— Begin Records shown —

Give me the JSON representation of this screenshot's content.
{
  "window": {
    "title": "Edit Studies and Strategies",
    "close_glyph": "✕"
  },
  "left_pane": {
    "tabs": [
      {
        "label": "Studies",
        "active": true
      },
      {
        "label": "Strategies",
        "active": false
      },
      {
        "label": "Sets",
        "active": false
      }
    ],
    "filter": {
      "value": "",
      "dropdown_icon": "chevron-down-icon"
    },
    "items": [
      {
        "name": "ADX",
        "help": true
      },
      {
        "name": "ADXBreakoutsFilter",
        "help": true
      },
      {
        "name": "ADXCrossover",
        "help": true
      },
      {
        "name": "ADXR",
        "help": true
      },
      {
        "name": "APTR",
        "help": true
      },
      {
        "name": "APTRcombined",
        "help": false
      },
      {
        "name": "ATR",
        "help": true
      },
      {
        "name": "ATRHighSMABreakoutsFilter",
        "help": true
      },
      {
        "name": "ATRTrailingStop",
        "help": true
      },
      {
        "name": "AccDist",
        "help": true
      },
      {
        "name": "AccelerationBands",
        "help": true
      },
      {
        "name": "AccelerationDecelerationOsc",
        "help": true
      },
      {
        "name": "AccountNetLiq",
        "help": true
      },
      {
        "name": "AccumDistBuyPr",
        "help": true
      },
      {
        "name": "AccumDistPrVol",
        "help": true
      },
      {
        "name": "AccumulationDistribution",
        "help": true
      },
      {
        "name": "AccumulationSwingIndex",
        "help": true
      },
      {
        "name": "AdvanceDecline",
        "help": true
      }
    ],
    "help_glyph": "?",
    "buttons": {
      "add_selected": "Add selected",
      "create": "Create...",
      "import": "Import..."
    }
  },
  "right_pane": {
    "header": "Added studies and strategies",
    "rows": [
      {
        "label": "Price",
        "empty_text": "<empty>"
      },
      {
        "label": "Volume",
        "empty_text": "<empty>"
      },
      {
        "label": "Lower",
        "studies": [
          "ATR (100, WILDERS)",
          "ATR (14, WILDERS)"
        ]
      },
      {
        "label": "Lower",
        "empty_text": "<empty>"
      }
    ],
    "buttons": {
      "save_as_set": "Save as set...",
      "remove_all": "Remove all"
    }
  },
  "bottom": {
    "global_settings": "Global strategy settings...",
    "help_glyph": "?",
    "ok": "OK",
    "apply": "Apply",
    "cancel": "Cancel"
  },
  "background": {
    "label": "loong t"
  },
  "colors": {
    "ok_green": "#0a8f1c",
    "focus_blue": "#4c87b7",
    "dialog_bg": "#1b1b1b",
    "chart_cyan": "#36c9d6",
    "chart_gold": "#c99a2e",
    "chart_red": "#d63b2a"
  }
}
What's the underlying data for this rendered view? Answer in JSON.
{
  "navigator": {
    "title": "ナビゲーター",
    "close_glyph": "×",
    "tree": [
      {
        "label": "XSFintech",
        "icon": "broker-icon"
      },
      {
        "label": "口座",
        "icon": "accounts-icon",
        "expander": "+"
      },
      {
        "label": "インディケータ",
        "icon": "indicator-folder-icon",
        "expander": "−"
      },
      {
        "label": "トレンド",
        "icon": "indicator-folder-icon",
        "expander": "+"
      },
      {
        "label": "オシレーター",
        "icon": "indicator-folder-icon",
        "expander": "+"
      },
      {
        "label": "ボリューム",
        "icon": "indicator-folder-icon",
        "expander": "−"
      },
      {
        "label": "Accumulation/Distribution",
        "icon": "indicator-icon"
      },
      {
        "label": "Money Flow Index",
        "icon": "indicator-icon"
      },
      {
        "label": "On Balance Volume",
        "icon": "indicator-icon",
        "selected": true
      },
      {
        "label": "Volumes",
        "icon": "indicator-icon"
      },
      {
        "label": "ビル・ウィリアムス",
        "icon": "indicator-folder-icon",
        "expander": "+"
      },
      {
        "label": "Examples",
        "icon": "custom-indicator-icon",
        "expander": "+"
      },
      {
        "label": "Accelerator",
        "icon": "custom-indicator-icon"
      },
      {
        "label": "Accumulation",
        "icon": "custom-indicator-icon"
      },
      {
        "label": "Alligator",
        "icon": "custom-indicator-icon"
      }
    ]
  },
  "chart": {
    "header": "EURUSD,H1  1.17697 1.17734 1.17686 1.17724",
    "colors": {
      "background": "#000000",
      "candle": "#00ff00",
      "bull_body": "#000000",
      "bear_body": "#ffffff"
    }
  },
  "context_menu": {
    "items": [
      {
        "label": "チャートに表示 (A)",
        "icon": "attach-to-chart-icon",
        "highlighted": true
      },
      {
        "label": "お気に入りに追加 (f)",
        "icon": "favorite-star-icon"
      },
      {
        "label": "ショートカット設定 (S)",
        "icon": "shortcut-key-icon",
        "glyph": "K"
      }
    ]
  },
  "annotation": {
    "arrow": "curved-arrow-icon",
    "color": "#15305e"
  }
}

— End Records shown —

Count every line above that holds the string "title" and give the total, nothing more.

- [The response]: 2